[Work instructions]: Take each line containing "Income" and report it exactly as written.

[Source material]:

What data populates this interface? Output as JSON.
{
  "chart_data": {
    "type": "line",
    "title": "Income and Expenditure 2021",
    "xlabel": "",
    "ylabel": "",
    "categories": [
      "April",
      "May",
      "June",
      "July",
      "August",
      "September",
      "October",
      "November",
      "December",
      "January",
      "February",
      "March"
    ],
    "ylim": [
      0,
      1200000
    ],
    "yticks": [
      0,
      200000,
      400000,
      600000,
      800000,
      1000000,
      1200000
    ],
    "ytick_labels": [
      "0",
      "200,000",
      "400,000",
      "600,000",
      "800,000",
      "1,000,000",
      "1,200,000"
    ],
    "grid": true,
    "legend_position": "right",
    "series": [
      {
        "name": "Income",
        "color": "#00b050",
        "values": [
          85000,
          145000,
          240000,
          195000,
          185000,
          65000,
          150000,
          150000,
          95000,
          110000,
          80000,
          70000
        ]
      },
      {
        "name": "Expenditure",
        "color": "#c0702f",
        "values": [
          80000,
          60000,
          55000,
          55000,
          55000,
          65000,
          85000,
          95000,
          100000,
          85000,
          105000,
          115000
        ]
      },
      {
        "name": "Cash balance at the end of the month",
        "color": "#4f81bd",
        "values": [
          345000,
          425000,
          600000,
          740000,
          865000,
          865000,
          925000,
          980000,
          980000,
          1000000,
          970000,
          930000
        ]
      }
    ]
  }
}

[Complete output]:
    "title": "Income and Expenditure 2021",
        "name": "Income",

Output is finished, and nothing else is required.